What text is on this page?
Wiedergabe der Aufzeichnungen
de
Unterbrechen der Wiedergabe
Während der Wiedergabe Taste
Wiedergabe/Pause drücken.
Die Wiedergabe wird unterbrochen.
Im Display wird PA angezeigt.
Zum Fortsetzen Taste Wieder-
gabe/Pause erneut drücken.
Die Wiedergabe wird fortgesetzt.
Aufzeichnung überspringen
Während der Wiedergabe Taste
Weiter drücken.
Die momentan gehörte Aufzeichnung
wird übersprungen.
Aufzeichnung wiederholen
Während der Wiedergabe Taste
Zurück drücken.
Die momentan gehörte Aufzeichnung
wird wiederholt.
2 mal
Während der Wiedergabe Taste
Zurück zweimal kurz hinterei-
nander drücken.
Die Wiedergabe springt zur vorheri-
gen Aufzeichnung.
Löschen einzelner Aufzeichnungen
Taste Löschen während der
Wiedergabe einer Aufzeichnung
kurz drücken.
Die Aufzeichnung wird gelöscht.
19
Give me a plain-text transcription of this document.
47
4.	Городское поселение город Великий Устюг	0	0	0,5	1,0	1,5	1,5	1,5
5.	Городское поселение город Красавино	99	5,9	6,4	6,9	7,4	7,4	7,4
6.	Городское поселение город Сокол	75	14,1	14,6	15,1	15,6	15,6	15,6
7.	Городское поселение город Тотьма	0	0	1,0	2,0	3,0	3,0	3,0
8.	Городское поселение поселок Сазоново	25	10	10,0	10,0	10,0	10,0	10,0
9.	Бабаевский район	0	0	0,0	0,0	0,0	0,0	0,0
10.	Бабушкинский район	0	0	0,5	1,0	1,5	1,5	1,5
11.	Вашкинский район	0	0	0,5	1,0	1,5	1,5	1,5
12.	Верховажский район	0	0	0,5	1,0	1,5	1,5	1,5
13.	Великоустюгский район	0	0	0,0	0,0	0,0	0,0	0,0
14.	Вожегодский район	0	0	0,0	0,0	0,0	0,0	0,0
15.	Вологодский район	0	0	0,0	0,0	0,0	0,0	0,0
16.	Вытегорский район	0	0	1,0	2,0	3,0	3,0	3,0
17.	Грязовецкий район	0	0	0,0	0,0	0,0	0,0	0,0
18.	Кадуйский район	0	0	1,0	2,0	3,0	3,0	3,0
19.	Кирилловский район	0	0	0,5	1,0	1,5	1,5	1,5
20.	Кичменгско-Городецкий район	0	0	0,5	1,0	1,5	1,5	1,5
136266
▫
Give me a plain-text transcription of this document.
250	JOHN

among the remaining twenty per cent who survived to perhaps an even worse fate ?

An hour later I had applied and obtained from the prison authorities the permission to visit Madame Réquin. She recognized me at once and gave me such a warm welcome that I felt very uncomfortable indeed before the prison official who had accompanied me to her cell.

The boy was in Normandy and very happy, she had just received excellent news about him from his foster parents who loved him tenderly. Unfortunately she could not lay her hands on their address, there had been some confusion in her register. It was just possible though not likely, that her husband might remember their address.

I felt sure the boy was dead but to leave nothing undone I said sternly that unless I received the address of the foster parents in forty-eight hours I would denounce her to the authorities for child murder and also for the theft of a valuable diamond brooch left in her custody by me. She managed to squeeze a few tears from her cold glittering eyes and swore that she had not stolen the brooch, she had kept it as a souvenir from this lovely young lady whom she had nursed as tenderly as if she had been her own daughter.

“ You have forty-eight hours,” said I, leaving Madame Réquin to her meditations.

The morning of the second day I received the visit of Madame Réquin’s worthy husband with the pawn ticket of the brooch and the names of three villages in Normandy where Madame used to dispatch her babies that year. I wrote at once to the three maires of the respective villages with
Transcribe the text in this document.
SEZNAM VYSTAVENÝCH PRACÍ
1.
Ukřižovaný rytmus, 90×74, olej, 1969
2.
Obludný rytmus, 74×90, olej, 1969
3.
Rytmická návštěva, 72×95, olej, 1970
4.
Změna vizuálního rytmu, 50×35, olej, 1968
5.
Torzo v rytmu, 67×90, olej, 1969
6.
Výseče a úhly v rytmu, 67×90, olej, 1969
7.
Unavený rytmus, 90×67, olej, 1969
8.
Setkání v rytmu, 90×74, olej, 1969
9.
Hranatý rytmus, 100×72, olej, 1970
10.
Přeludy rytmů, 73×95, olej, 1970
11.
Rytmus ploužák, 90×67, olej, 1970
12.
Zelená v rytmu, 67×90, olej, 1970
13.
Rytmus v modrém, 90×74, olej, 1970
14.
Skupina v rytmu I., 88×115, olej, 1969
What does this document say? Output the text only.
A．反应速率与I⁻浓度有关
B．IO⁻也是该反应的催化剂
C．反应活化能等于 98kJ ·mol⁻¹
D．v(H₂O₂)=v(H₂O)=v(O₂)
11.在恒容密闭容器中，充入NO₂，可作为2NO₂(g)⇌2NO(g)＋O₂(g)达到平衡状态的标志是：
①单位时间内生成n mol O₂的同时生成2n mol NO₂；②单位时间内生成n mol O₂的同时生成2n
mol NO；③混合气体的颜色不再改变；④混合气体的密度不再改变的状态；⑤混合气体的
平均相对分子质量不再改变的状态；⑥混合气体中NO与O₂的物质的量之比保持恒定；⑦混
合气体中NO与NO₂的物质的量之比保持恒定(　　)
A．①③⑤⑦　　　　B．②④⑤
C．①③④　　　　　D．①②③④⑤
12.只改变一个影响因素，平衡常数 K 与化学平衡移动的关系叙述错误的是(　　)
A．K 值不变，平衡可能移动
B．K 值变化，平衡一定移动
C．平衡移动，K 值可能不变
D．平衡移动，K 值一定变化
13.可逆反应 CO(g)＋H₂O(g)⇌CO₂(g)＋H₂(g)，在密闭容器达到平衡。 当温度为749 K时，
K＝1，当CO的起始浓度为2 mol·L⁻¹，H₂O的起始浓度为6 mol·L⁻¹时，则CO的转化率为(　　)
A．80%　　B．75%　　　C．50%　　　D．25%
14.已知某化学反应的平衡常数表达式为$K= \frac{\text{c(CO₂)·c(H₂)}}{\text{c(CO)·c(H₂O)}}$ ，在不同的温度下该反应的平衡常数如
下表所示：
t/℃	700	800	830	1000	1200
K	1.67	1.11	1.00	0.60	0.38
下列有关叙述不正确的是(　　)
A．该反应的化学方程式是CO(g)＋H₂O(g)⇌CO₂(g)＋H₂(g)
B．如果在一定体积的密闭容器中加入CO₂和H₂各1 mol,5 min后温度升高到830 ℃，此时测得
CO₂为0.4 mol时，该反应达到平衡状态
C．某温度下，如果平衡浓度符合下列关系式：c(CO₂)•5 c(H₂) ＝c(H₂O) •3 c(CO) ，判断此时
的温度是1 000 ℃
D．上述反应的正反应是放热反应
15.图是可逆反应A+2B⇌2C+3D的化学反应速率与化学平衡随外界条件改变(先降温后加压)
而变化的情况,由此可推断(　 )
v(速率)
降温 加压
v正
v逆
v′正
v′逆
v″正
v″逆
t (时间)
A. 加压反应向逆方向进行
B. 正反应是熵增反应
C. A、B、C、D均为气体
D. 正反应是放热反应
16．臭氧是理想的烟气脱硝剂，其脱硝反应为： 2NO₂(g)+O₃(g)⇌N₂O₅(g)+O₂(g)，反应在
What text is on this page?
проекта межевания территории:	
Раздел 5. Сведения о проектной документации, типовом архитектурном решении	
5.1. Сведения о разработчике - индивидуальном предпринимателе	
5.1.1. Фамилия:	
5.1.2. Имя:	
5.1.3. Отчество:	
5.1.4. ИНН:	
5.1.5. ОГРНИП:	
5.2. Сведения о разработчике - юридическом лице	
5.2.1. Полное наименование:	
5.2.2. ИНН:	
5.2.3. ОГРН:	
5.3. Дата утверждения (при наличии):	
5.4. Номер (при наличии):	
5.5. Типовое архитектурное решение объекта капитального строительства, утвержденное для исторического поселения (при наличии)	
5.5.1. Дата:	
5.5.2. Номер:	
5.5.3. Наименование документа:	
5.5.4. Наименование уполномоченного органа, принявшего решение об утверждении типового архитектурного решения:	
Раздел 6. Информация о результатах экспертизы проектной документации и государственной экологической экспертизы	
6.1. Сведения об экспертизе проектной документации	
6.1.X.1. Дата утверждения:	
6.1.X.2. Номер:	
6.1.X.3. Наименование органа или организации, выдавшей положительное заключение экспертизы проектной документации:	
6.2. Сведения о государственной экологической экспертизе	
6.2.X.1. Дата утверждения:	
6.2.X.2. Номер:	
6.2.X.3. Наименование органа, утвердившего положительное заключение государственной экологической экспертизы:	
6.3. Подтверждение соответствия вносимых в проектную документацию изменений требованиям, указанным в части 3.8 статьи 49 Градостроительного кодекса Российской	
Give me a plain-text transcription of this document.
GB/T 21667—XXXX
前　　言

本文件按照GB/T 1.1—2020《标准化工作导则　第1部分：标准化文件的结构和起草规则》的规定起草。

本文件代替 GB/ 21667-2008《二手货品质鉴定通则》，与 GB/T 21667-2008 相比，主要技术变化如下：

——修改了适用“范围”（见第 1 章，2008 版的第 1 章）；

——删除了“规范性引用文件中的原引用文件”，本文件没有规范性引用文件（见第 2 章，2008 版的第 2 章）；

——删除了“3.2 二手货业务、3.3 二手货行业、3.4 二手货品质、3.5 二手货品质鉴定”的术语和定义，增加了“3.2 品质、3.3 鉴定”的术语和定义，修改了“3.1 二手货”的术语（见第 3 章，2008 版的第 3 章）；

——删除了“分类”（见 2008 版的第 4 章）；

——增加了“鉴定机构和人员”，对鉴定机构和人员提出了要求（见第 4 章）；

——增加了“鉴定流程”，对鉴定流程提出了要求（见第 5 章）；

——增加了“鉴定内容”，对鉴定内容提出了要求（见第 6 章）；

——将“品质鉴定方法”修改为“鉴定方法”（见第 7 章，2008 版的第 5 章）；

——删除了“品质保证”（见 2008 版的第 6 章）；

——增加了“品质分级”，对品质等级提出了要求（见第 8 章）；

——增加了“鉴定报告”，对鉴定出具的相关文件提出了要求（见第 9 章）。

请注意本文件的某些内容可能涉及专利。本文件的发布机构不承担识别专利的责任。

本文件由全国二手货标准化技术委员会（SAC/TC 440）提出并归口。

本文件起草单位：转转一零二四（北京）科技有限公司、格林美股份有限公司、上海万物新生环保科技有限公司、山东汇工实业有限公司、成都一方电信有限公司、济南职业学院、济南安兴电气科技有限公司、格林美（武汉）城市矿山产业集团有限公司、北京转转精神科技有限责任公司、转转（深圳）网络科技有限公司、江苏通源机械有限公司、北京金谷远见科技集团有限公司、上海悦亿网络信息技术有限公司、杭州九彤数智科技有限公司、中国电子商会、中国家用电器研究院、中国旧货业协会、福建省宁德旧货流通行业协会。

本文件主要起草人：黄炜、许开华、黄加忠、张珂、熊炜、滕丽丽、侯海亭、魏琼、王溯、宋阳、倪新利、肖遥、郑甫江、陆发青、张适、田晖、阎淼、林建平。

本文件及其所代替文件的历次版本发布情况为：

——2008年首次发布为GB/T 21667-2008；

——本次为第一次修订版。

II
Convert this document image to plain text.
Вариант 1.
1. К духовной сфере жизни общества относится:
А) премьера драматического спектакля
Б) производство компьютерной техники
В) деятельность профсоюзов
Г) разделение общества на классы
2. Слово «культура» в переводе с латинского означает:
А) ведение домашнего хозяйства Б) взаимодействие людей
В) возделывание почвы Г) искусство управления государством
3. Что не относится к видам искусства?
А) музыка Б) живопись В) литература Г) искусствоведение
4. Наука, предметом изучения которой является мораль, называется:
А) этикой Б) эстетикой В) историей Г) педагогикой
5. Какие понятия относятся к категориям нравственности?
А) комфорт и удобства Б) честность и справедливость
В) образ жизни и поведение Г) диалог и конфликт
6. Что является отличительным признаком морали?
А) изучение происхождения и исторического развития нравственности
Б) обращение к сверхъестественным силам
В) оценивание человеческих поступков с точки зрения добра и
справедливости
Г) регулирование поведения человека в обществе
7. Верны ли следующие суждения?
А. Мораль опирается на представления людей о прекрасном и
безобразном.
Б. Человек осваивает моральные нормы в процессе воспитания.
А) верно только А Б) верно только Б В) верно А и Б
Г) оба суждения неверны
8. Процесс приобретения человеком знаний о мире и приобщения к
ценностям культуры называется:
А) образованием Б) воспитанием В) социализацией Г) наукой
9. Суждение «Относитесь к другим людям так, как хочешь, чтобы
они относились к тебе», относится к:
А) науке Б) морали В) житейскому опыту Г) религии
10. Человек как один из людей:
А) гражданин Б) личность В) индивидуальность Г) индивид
=====
What you will do:
Using the entries above, state how many lines include the word "поселение", with no other words.

Solution to this problem:
5